Business compliance keeping you awake?
Cleartax's wide range of compliance services is here for you
Explore Now
Index

AS 11 The Effects of Changes in Foreign Exchange Rates

Updated on: Mar 18th, 2021

|

7 min read

Businesses might be involved in foreign exchange related transactions in a couple of ways. To include foreign operations and foreign currency transactions in their financial statements, the transactions should be expressed and reported in financial statements in the reporting currency of the enterprise.

AS 11 The Effects of Changes in Foreign Exchange Rates deals with the reporting of foreign exchange transactions in the financial statements

Applicability of AS 11 The Effects of Changes in Foreign Exchange Rates

The standard deals with the principal issue with respect to accounting for foreign operations and foreign currency transactions in deciding which exchange rate to be used and a guidance on recognizing the financial effect of changes in exchange rates in the financial statements.

LIST OF TASKS -
1 > In the records, copy verbatim the section that begins with the line containing "Extract all elements" and ends with the line containing "anmn-legend-label: 30-80m <box>706", including both of those lines.
2 > Extend the AS 11 foreign exchange text beyond its final sentence.
The records that come next are unrelated to the AS 11 text.

INPUT MATERIAL -

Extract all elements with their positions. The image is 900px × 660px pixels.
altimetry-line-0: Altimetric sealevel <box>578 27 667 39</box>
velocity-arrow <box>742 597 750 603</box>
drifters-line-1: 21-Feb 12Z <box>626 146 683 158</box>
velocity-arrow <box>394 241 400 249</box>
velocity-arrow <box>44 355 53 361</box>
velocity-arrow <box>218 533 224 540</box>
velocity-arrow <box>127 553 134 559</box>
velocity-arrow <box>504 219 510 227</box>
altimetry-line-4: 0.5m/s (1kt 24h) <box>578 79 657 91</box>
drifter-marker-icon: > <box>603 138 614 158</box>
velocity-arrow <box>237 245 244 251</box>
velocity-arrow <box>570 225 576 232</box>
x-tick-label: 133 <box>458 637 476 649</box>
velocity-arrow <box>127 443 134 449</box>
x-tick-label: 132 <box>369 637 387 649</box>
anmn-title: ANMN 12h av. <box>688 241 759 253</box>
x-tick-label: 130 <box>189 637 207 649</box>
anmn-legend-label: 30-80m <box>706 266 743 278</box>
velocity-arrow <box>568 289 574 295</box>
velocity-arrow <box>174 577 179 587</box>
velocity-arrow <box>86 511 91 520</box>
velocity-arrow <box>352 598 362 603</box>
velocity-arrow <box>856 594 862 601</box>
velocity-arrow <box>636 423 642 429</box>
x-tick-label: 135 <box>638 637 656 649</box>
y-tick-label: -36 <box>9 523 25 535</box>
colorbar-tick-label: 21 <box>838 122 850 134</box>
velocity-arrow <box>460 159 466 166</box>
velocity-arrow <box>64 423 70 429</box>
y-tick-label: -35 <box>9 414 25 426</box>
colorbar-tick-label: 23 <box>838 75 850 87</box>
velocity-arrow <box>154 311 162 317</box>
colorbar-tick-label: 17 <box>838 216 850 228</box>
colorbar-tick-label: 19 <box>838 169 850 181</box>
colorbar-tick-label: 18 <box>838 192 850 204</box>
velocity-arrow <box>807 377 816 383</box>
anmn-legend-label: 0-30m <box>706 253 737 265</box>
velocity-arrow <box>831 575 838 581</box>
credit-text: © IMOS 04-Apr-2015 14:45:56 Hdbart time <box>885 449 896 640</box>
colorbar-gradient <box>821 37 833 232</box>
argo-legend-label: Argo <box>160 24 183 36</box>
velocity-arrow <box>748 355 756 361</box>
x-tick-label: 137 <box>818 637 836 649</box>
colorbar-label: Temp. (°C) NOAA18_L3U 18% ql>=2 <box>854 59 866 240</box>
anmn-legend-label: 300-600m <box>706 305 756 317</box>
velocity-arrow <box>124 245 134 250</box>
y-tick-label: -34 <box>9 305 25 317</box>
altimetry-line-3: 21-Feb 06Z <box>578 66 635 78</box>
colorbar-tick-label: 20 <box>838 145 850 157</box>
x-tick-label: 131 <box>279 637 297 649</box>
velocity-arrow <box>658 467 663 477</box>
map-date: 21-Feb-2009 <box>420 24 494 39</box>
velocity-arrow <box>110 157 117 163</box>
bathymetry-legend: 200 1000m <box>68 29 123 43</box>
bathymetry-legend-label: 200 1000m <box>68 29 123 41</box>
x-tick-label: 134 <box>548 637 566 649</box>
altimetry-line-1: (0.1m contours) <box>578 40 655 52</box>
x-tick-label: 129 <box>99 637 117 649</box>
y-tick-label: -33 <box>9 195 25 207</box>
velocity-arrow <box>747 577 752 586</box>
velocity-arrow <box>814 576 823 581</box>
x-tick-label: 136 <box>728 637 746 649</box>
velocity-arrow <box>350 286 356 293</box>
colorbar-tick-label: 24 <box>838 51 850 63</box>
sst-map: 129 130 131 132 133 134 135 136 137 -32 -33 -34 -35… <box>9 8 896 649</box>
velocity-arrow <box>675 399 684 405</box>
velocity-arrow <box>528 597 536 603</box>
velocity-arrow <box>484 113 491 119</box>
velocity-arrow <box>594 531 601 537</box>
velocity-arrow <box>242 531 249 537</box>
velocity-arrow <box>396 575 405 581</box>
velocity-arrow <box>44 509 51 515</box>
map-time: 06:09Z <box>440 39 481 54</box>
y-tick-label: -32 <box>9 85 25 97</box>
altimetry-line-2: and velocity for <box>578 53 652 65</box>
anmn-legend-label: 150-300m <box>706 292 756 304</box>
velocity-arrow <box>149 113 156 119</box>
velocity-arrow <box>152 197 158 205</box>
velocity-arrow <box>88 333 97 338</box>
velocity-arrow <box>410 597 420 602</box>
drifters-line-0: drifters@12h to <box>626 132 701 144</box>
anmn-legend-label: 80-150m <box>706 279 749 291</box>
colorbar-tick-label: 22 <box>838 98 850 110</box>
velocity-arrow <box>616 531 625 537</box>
==
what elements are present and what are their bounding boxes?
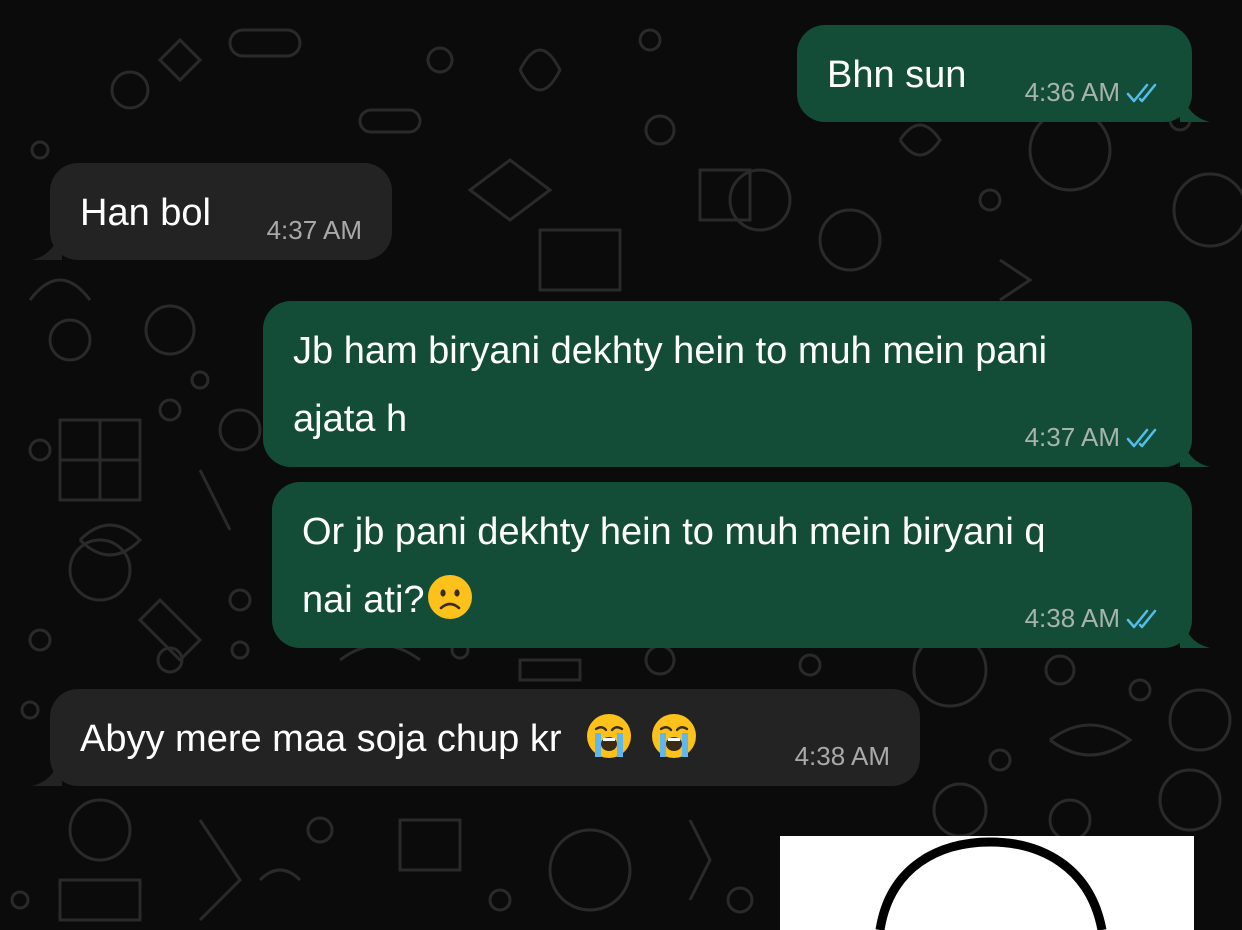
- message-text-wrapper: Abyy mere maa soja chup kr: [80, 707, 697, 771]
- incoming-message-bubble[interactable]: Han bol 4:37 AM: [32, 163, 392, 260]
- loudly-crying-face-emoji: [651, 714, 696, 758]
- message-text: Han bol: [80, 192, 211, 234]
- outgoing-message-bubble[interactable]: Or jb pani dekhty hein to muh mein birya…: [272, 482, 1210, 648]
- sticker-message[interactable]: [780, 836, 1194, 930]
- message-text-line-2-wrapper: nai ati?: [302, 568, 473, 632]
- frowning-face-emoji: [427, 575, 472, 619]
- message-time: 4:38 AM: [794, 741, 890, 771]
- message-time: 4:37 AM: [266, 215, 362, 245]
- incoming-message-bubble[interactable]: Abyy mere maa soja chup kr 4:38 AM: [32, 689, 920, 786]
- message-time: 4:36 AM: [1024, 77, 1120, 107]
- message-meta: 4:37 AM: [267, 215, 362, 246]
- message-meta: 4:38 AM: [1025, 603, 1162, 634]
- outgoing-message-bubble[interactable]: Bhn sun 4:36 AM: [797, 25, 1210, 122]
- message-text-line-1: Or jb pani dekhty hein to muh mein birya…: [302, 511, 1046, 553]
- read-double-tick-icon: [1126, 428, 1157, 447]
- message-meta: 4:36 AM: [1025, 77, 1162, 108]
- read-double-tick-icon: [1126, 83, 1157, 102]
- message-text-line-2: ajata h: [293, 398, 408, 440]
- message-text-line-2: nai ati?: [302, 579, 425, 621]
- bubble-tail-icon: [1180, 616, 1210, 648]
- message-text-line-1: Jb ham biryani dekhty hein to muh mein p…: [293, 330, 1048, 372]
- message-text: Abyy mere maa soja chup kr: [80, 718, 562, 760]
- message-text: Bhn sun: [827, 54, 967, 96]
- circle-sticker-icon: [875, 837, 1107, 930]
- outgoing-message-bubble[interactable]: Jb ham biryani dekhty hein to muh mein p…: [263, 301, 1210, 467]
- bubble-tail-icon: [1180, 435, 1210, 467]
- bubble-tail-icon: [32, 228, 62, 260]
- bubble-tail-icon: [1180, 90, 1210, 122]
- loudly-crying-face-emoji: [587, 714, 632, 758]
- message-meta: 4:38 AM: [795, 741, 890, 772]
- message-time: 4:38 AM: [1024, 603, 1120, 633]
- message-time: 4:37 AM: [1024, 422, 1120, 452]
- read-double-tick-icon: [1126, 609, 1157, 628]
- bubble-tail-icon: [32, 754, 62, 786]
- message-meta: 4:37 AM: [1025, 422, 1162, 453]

TASK-BY-TASK RESULTS -
1 >
Extract all elements with their positions. The image is 900px × 660px pixels.
altimetry-line-0: Altimetric sealevel <box>578 27 667 39</box>
velocity-arrow <box>742 597 750 603</box>
drifters-line-1: 21-Feb 12Z <box>626 146 683 158</box>
velocity-arrow <box>394 241 400 249</box>
velocity-arrow <box>44 355 53 361</box>
velocity-arrow <box>218 533 224 540</box>
velocity-arrow <box>127 553 134 559</box>
velocity-arrow <box>504 219 510 227</box>
altimetry-line-4: 0.5m/s (1kt 24h) <box>578 79 657 91</box>
drifter-marker-icon: > <box>603 138 614 158</box>
velocity-arrow <box>237 245 244 251</box>
velocity-arrow <box>570 225 576 232</box>
x-tick-label: 133 <box>458 637 476 649</box>
velocity-arrow <box>127 443 134 449</box>
x-tick-label: 132 <box>369 637 387 649</box>
anmn-title: ANMN 12h av. <box>688 241 759 253</box>
x-tick-label: 130 <box>189 637 207 649</box>
anmn-legend-label: 30-80m <box>706 266 743 278</box>

2 >
The standard also deals with transactions in foreign currency which are in the nature of forwarding exchange contracts

  • This standard doesn’t specify the currency in which companies represent their books of accounts. Though, a company usually uses the domiciled country’s currency. In case it employs a different currency, the Standard necessitates disclosing the reasons for the same. The Standard also requires disclosing the reasons for any change in reporting currency
  • AS 11 does not deal with restating financial statements of any business from a reporting currency into another currency for the easing the users accustomed to such currency or for such similar purposes
  • The Standard doesn’t deal with presentation of the cash flow statement of cash flows which arises due to transactions in the foreign currency and translation of cash flows of foreign operations
  • The Standard also doesn’t deal with the exchange differences which arises from the borrowings in foreign currency to the point that they’re considered as an adjustment to the interest costs

Foreign Currency Transactions

Initial Recognition

A foreign currency transaction is any transaction that is denominated in or needs to settle in any foreign currency. Such foreign currency transactions must be recorded, on initial recognition in reporting currency, by applying the exchange rate between the foreign currency and the reporting currency to the foreign currency amount at the date of the transaction.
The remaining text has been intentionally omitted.